• Do this:
From the entries that follow, gather each line holding the word "Условия".

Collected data
=-=-=-=-=
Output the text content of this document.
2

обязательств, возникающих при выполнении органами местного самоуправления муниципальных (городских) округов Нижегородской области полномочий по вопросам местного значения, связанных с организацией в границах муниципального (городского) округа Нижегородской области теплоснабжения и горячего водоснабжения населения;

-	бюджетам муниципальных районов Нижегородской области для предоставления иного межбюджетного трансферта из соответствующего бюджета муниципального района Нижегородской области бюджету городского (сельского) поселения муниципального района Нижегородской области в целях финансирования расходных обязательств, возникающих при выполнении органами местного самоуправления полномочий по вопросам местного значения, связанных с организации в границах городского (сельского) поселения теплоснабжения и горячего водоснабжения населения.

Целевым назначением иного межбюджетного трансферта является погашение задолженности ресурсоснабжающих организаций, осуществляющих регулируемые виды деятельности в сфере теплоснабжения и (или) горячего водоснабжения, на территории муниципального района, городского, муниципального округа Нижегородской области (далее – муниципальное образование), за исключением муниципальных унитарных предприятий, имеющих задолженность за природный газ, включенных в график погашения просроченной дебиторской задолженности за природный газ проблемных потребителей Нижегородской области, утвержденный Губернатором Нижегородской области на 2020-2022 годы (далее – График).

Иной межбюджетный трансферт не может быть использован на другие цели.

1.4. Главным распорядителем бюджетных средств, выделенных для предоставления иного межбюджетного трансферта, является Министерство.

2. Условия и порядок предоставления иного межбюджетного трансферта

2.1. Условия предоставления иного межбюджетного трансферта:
=-=-=-=-=
• Answer to this exercise:
2. Условия и порядок предоставления иного межбюджетного трансферта
2.1. Условия предоставления иного межбюджетного трансферта:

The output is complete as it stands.